SHORT EXERCISE
Starting from the line that contains "Transcribe this chart's", reproduce each line exactly through the end of the material, and include no other lines.
-=-=-=-=-
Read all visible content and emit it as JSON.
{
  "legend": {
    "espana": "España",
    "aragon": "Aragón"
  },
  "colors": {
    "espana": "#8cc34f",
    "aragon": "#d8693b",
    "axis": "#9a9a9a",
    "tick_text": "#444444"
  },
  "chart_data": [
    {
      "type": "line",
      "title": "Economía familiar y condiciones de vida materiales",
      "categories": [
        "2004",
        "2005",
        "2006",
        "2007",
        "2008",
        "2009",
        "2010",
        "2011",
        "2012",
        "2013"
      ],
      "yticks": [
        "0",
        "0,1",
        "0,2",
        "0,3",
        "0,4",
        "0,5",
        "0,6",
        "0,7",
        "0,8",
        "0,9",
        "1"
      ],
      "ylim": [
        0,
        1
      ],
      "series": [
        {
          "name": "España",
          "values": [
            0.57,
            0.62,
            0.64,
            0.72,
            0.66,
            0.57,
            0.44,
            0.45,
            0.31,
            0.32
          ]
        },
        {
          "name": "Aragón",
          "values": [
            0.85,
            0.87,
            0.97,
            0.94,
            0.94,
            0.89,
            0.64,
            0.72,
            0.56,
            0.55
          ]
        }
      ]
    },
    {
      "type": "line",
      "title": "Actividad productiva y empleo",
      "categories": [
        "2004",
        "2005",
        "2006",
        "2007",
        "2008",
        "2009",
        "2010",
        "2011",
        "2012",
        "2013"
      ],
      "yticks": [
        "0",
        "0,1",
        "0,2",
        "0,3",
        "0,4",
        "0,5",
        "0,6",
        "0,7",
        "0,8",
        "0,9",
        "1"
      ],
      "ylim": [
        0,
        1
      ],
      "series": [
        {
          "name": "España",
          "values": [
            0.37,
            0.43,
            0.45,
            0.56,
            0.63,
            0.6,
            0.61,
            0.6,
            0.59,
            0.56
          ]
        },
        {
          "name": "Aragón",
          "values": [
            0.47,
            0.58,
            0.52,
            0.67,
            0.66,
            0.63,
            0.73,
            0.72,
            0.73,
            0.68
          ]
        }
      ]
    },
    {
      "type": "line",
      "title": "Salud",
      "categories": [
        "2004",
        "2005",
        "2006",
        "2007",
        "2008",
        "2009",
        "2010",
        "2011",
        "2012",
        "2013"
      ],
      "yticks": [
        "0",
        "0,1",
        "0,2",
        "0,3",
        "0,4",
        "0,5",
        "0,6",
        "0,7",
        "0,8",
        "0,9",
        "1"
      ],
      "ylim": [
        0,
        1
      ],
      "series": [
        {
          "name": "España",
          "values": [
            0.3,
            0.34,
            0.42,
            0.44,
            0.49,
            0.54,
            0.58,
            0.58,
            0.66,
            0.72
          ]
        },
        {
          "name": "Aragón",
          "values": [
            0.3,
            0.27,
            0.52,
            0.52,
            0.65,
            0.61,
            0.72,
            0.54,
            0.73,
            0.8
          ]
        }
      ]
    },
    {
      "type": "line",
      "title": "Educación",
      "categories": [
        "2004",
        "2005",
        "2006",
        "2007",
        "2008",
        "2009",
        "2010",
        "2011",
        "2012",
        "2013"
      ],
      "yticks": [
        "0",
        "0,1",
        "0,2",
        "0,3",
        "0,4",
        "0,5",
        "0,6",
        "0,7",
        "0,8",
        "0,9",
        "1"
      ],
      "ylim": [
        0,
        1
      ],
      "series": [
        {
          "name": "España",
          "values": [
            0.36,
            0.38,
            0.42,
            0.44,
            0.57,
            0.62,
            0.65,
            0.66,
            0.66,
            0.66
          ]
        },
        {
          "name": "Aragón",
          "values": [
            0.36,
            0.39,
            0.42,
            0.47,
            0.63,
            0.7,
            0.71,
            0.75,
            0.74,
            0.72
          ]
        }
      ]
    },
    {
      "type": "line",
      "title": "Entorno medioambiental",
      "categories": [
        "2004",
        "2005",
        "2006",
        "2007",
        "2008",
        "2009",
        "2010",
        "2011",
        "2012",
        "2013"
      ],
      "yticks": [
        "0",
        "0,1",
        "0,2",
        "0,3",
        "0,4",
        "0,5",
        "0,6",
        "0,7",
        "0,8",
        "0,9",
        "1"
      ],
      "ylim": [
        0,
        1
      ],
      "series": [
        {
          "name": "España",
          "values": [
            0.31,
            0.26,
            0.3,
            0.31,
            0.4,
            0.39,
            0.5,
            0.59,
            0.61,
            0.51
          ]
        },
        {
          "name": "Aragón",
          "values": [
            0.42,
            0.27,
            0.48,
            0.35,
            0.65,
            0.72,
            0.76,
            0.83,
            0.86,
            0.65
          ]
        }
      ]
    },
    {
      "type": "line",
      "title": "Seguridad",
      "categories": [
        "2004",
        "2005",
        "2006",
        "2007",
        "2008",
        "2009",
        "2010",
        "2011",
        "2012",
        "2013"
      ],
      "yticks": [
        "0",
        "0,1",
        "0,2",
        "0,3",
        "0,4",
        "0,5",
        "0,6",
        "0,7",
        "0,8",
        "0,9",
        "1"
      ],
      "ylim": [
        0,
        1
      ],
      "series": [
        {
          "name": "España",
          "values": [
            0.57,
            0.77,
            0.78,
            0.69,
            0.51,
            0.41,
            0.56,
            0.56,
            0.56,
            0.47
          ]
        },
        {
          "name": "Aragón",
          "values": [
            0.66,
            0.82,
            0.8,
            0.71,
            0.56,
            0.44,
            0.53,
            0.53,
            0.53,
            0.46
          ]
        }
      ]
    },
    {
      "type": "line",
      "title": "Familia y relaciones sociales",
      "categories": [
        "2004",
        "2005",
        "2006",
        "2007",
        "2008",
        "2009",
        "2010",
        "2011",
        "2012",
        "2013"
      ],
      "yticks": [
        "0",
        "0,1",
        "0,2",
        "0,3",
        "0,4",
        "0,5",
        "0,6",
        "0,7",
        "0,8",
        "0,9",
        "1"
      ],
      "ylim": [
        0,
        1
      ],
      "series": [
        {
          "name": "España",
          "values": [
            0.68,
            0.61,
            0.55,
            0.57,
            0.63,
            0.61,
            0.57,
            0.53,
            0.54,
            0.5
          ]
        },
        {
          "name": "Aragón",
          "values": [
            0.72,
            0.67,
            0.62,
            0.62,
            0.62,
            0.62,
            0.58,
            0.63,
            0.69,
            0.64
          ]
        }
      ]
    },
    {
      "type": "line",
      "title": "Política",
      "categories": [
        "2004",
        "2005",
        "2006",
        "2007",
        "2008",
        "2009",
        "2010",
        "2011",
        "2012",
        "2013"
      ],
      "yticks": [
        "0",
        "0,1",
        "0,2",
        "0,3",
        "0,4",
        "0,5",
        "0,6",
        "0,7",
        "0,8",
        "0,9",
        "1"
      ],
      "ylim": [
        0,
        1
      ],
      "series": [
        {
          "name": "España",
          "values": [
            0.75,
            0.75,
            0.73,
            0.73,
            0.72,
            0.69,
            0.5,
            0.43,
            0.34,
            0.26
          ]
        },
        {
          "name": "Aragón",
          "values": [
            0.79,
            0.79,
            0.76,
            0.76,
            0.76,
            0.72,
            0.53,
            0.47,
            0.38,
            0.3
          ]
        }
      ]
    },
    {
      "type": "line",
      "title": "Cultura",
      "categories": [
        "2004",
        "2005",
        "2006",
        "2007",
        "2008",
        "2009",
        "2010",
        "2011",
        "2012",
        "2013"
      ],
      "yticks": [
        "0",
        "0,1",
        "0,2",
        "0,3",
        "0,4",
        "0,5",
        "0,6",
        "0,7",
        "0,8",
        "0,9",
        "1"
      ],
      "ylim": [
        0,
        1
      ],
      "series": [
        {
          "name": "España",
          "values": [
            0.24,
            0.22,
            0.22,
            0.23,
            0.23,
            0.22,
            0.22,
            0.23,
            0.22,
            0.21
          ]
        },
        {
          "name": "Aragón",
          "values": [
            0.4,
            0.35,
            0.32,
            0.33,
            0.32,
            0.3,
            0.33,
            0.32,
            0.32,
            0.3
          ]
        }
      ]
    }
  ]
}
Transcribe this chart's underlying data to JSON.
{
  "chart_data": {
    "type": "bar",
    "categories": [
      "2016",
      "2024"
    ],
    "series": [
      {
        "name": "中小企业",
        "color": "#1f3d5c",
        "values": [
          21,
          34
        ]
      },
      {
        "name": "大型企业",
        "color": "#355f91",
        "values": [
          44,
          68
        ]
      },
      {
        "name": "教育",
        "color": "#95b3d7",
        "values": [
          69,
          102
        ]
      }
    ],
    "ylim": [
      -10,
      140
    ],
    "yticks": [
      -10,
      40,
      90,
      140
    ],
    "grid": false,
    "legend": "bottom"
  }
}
-=-=-=-=-
FULL SOLUTION
Transcribe this chart's underlying data to JSON.
{
  "chart_data": {
    "type": "bar",
    "categories": [
      "2016",
      "2024"
    ],
    "series": [
      {
        "name": "中小企业",
        "color": "#1f3d5c",
        "values": [
          21,
          34
        ]
      },
      {
        "name": "大型企业",
        "color": "#355f91",
        "values": [
          44,
          68
        ]
      },
      {
        "name": "教育",
        "color": "#95b3d7",
        "values": [
          69,
          102
        ]
      }
    ],
    "ylim": [
      -10,
      140
    ],
    "yticks": [
      -10,
      40,
      90,
      140
    ],
    "grid": false,
    "legend": "bottom"
  }
}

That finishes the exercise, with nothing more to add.